Lines containing the string "demo" are to be counted. Write only how many there are.

DATASET ROWS >>
_ _ _ _

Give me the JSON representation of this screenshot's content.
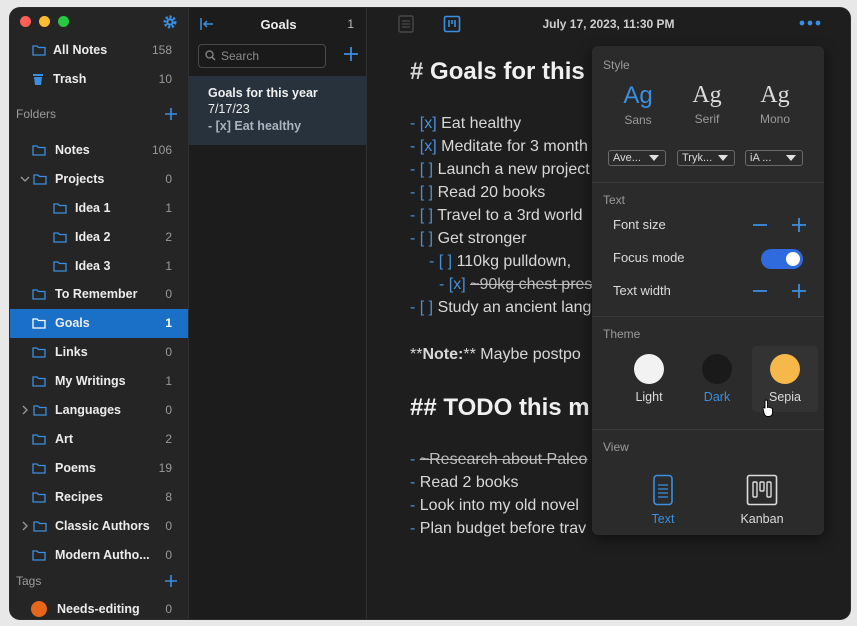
{
  "sidebar": {
    "all_notes": {
      "label": "All Notes",
      "count": "158"
    },
    "trash": {
      "label": "Trash",
      "count": "10"
    },
    "folders_heading": "Folders",
    "folders": [
      {
        "label": "Notes",
        "count": "106"
      },
      {
        "label": "Projects",
        "count": "0"
      },
      {
        "label": "Idea 1",
        "count": "1"
      },
      {
        "label": "Idea 2",
        "count": "2"
      },
      {
        "label": "Idea 3",
        "count": "1"
      },
      {
        "label": "To Remember",
        "count": "0"
      },
      {
        "label": "Goals",
        "count": "1"
      },
      {
        "label": "Links",
        "count": "0"
      },
      {
        "label": "My Writings",
        "count": "1"
      },
      {
        "label": "Languages",
        "count": "0"
      },
      {
        "label": "Art",
        "count": "2"
      },
      {
        "label": "Poems",
        "count": "19"
      },
      {
        "label": "Recipes",
        "count": "8"
      },
      {
        "label": "Classic Authors",
        "count": "0"
      },
      {
        "label": "Modern Autho...",
        "count": "0"
      }
    ],
    "tags_heading": "Tags",
    "tags": [
      {
        "label": "Needs-editing",
        "count": "0",
        "color": "#e8661a"
      }
    ]
  },
  "list": {
    "title": "Goals",
    "count": "1",
    "search_placeholder": "Search",
    "note": {
      "title": "Goals for this year",
      "date": "7/17/23",
      "preview": "- [x] Eat healthy"
    }
  },
  "editor": {
    "date": "July 17, 2023, 11:30 PM",
    "h1": {
      "marker": "#",
      "text": "Goals for this"
    },
    "items": [
      {
        "mk": "- [x]",
        "text": "Eat healthy"
      },
      {
        "mk": "- [x]",
        "text": "Meditate for 3 month"
      },
      {
        "mk": "- [ ]",
        "text": "Launch a new project"
      },
      {
        "mk": "- [ ]",
        "text": "Read 20 books"
      },
      {
        "mk": "- [ ]",
        "text": "Travel to a 3rd world"
      },
      {
        "mk": "- [ ]",
        "text": "Get stronger"
      },
      {
        "mk": "- [ ]",
        "text": "110kg pulldown,"
      },
      {
        "mk": "- [x]",
        "text": "~90kg chest press"
      },
      {
        "mk": "- [ ]",
        "text": "Study an ancient lang"
      }
    ],
    "note_line": {
      "pre": "**",
      "bold": "Note:",
      "rest": "** Maybe postpo"
    },
    "h2": {
      "marker": "##",
      "text": "TODO this m"
    },
    "todo": [
      {
        "mk": "-",
        "text": "~Research about Paleo"
      },
      {
        "mk": "-",
        "text": "Read 2 books"
      },
      {
        "mk": "-",
        "text": "Look into my old novel"
      },
      {
        "mk": "-",
        "text": "Plan budget before trav"
      }
    ]
  },
  "popover": {
    "style_heading": "Style",
    "fonts": [
      {
        "glyph": "Ag",
        "name": "Sans",
        "select": "Ave..."
      },
      {
        "glyph": "Ag",
        "name": "Serif",
        "select": "Tryk..."
      },
      {
        "glyph": "Ag",
        "name": "Mono",
        "select": "iA ..."
      }
    ],
    "text_heading": "Text",
    "font_size_label": "Font size",
    "focus_mode_label": "Focus mode",
    "focus_mode_on": true,
    "text_width_label": "Text width",
    "theme_heading": "Theme",
    "themes": [
      {
        "name": "Light",
        "color": "#f2f2f2"
      },
      {
        "name": "Dark",
        "color": "#1a1a1a"
      },
      {
        "name": "Sepia",
        "color": "#f7b84b"
      }
    ],
    "view_heading": "View",
    "views": [
      {
        "name": "Text"
      },
      {
        "name": "Kanban"
      }
    ]
  },
  "colors": {
    "accent": "#1a6fc7",
    "selection": "#27323d"
  }
}
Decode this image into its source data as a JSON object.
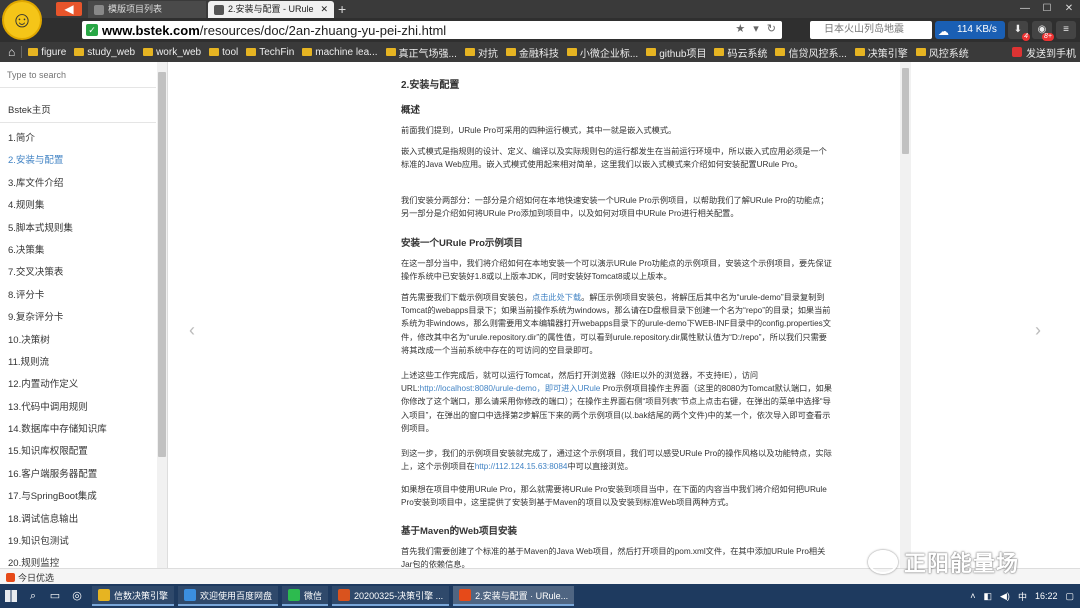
{
  "browser": {
    "tabs": [
      {
        "title": "模版项目列表",
        "active": false
      },
      {
        "title": "2.安装与配置 - URule",
        "active": true
      }
    ],
    "url_domain": "www.bstek.com",
    "url_path": "/resources/doc/2an-zhuang-yu-pei-zhi.html",
    "search_placeholder": "日本火山列岛地震",
    "speed_text": "114 KB/s",
    "toolbar_badges": [
      "4",
      "8+"
    ]
  },
  "bookmarks": [
    "figure",
    "study_web",
    "work_web",
    "tool",
    "TechFin",
    "machine lea...",
    "真正气场强...",
    "对抗",
    "金融科技",
    "小微企业标...",
    "github项目",
    "码云系统",
    "信贷风控系...",
    "决策引擎",
    "风控系统"
  ],
  "bookmarks_right": "发送到手机",
  "sidebar": {
    "search_placeholder": "Type to search",
    "home_label": "Bstek主页",
    "items": [
      {
        "label": "1.简介",
        "active": false
      },
      {
        "label": "2.安装与配置",
        "active": true
      },
      {
        "label": "3.库文件介绍",
        "active": false
      },
      {
        "label": "4.规则集",
        "active": false
      },
      {
        "label": "5.脚本式规则集",
        "active": false
      },
      {
        "label": "6.决策集",
        "active": false
      },
      {
        "label": "7.交叉决策表",
        "active": false
      },
      {
        "label": "8.评分卡",
        "active": false
      },
      {
        "label": "9.复杂评分卡",
        "active": false
      },
      {
        "label": "10.决策树",
        "active": false
      },
      {
        "label": "11.规则流",
        "active": false
      },
      {
        "label": "12.内置动作定义",
        "active": false
      },
      {
        "label": "13.代码中调用规则",
        "active": false
      },
      {
        "label": "14.数据库中存储知识库",
        "active": false
      },
      {
        "label": "15.知识库权限配置",
        "active": false
      },
      {
        "label": "16.客户端服务器配置",
        "active": false
      },
      {
        "label": "17.与SpringBoot集成",
        "active": false
      },
      {
        "label": "18.调试信息输出",
        "active": false
      },
      {
        "label": "19.知识包测试",
        "active": false
      },
      {
        "label": "20.规则监控",
        "active": false
      }
    ]
  },
  "article": {
    "title": "2.安装与配置",
    "h_overview": "概述",
    "p1": "前面我们提到，URule Pro可采用的四种运行模式，其中一就是嵌入式模式。",
    "p2": "嵌入式模式是指规则的设计、定义、编译以及实际规则包的运行都发生在当前运行环境中，所以嵌入式应用必须是一个标准的Java Web应用。嵌入式模式使用起来相对简单，这里我们以嵌入式模式来介绍如何安装配置URule Pro。",
    "p3": "我们安装分两部分：一部分是介绍如何在本地快速安装一个URule Pro示例项目，以帮助我们了解URule Pro的功能点；另一部分是介绍如何将URule Pro添加到项目中，以及如何对项目中URule Pro进行相关配置。",
    "h_install": "安装一个URule Pro示例项目",
    "p4": "在这一部分当中，我们将介绍如何在本地安装一个可以演示URule Pro功能点的示例项目，安装这个示例项目，要先保证操作系统中已安装好1.8或以上版本JDK，同时安装好Tomcat8或以上版本。",
    "p5_a": "首先需要我们下载示例项目安装包，",
    "p5_link": "点击此处下载",
    "p5_b": "。解压示例项目安装包，将解压后其中名为“urule-demo”目录复制到Tomcat的webapps目录下；如果当前操作系统为windows，那么请在D盘根目录下创建一个名为“repo”的目录；如果当前系统为非windows，那么则需要用文本编辑器打开webapps目录下的urule-demo下WEB-INF目录中的config.properties文件，修改其中名为“urule.repository.dir”的属性值，可以看到urule.repository.dir属性默认值为“D:/repo”，所以我们只需要将其改成一个当前系统中存在的可访问的空目录即可。",
    "p6_a": "上述这些工作完成后，就可以运行Tomcat，然后打开浏览器（除IE以外的浏览器，不支持IE），访问URL:",
    "p6_link": "http://localhost:8080/urule-demo，即可进入URule",
    "p6_b": " Pro示例项目操作主界面（这里的8080为Tomcat默认端口，如果你修改了这个端口，那么请采用你修改的端口）；在操作主界面右侧“项目列表”节点上点击右键，在弹出的菜单中选择“导入项目”，在弹出的窗口中选择第2步解压下来的两个示例项目(以.bak结尾的两个文件)中的某一个，依次导入即可查看示例项目。",
    "p7_a": "到这一步，我们的示例项目安装就完成了，通过这个示例项目，我们可以感受URule Pro的操作风格以及功能特点，实际上，这个示例项目在",
    "p7_link": "http://112.124.15.63:8084",
    "p7_b": "中可以直接浏览。",
    "p8": "如果想在项目中使用URule Pro，那么就需要将URule Pro安装到项目当中，在下面的内容当中我们将介绍如何把URule Pro安装到项目中，这里提供了安装到基于Maven的项目以及安装到标准Web项目两种方式。",
    "h_maven": "基于Maven的Web项目安装",
    "p9": "首先我们需要创建了个标准的基于Maven的Java Web项目，然后打开项目的pom.xml文件，在其中添加URule Pro相关Jar包的依赖信息。"
  },
  "statusbar": {
    "today_label": "今日优选"
  },
  "watermark": "正阳能量场",
  "taskbar": {
    "apps": [
      {
        "label": "信数决策引擎",
        "color": "#e6b422",
        "active": false
      },
      {
        "label": "欢迎使用百度网盘",
        "color": "#3b8fe0",
        "active": false
      },
      {
        "label": "微信",
        "color": "#2dbb4f",
        "active": false
      },
      {
        "label": "20200325-决策引擎 ...",
        "color": "#d9531e",
        "active": false
      },
      {
        "label": "2.安装与配置 · URule...",
        "color": "#e64a19",
        "active": true
      }
    ],
    "clock": "16:22"
  },
  "colors": {
    "link": "#4183c4",
    "active_nav": "#4183c4",
    "taskbar": "#1e3a5f"
  }
}
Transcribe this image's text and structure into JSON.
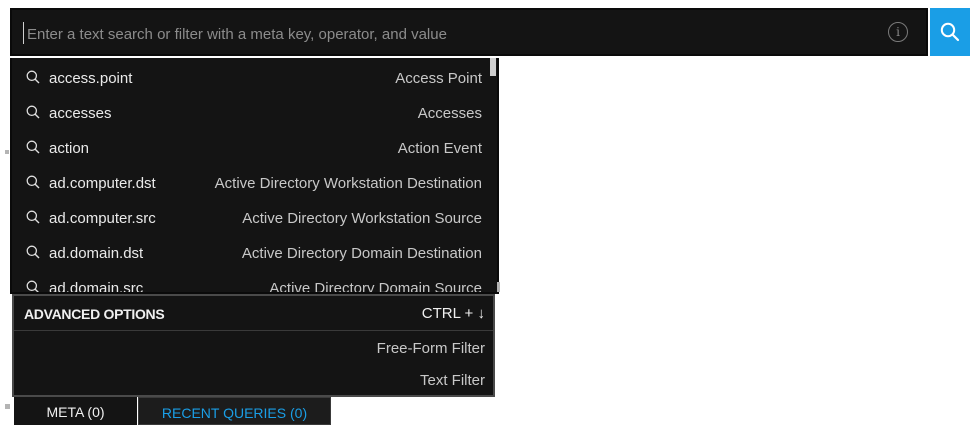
{
  "search": {
    "placeholder": "Enter a text search or filter with a meta key, operator, and value",
    "info_icon": "info-icon",
    "button_icon": "search-icon",
    "accent_color": "#1a9ee6"
  },
  "suggestions": [
    {
      "key": "access.point",
      "description": "Access Point"
    },
    {
      "key": "accesses",
      "description": "Accesses"
    },
    {
      "key": "action",
      "description": "Action Event"
    },
    {
      "key": "ad.computer.dst",
      "description": "Active Directory Workstation Destination"
    },
    {
      "key": "ad.computer.src",
      "description": "Active Directory Workstation Source"
    },
    {
      "key": "ad.domain.dst",
      "description": "Active Directory Domain Destination"
    },
    {
      "key": "ad.domain.src",
      "description": "Active Directory Domain Source"
    }
  ],
  "advanced": {
    "title": "ADVANCED OPTIONS",
    "shortcut": "CTRL + ↓",
    "items": [
      "Free-Form Filter",
      "Text Filter"
    ]
  },
  "tabs": {
    "meta": "META (0)",
    "recent": "RECENT QUERIES (0)"
  }
}
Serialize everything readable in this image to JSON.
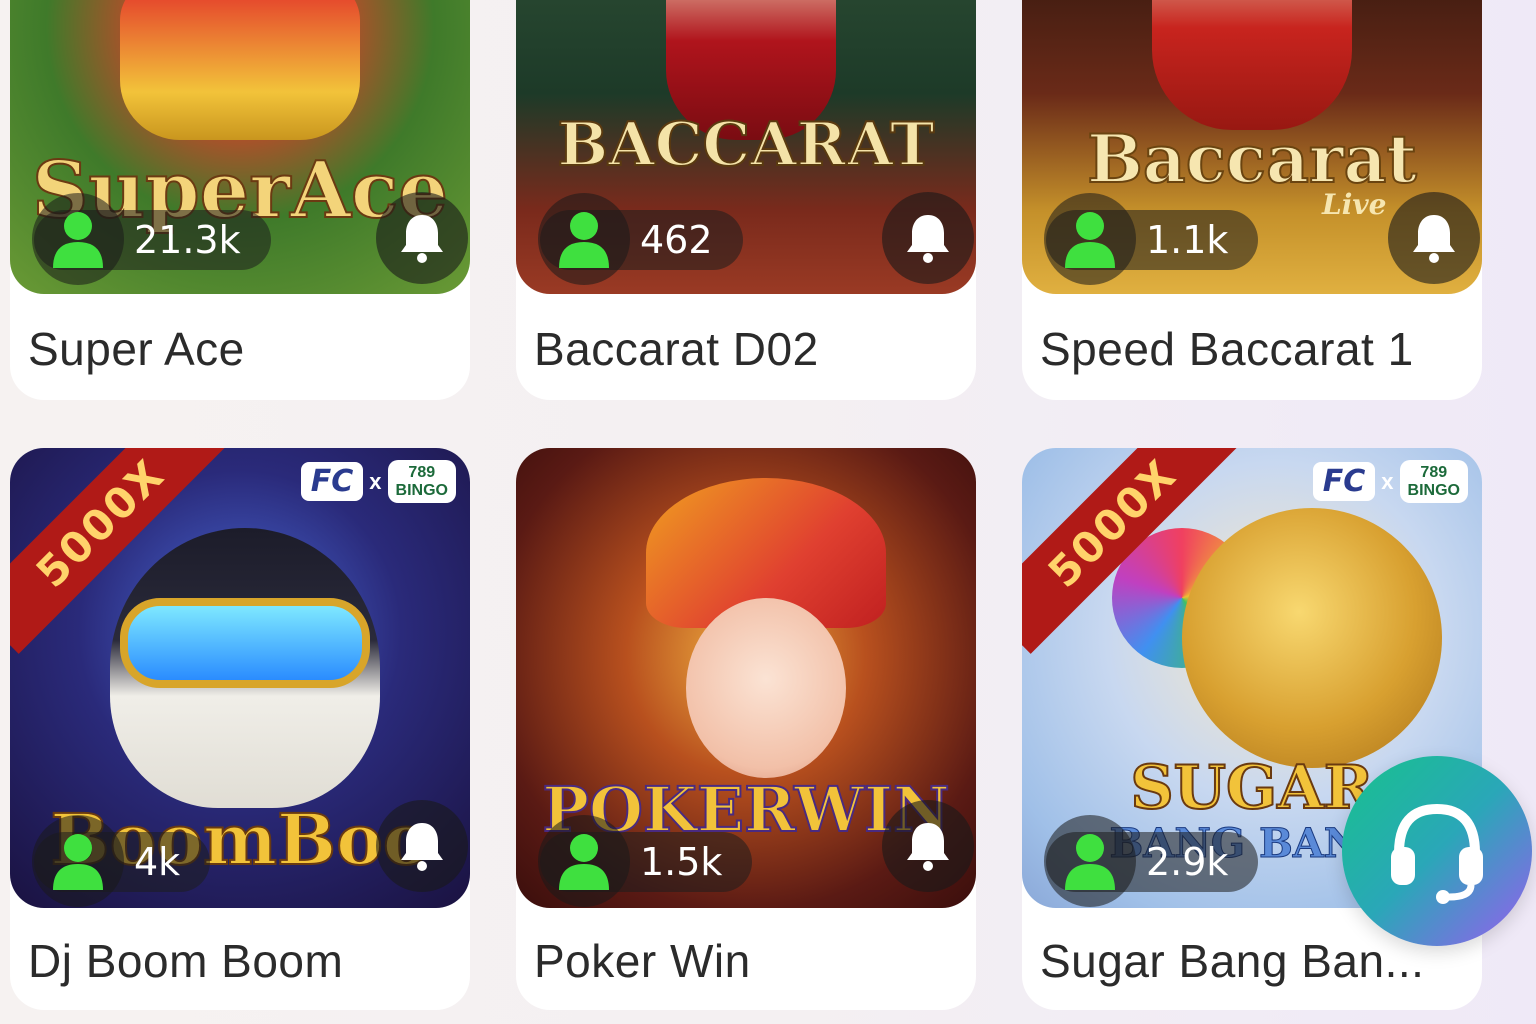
{
  "games": [
    {
      "title": "Super Ace",
      "players": "21.3k",
      "logo_text": "SuperAce"
    },
    {
      "title": "Baccarat D02",
      "players": "462",
      "logo_text": "BACCARAT"
    },
    {
      "title": "Speed Baccarat 1",
      "players": "1.1k",
      "logo_text": "Baccarat",
      "logo_sub": "Live"
    },
    {
      "title": "Dj Boom Boom",
      "players": "4k",
      "logo_text": "BoomBoo",
      "ribbon": "5000X",
      "brand_fc": "FC",
      "brand_x": "x",
      "brand_bingo_num": "789",
      "brand_bingo": "BINGO"
    },
    {
      "title": "Poker Win",
      "players": "1.5k",
      "logo_text": "POKERWIN"
    },
    {
      "title": "Sugar Bang Ban...",
      "players": "2.9k",
      "logo_text": "SUGAR",
      "logo_sub": "BANG BANG",
      "ribbon": "5000X",
      "brand_fc": "FC",
      "brand_x": "x",
      "brand_bingo_num": "789",
      "brand_bingo": "BINGO"
    }
  ],
  "icons": {
    "players": "user-icon",
    "notify": "bell-icon",
    "support": "headset-icon"
  },
  "colors": {
    "user_icon": "#3fe03f",
    "card_bg": "#ffffff",
    "ribbon": "#b01a17",
    "support_gradient_start": "#17c28c",
    "support_gradient_end": "#9a5cf0"
  }
}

_ _ _ _

FULL OUTPUT >>
2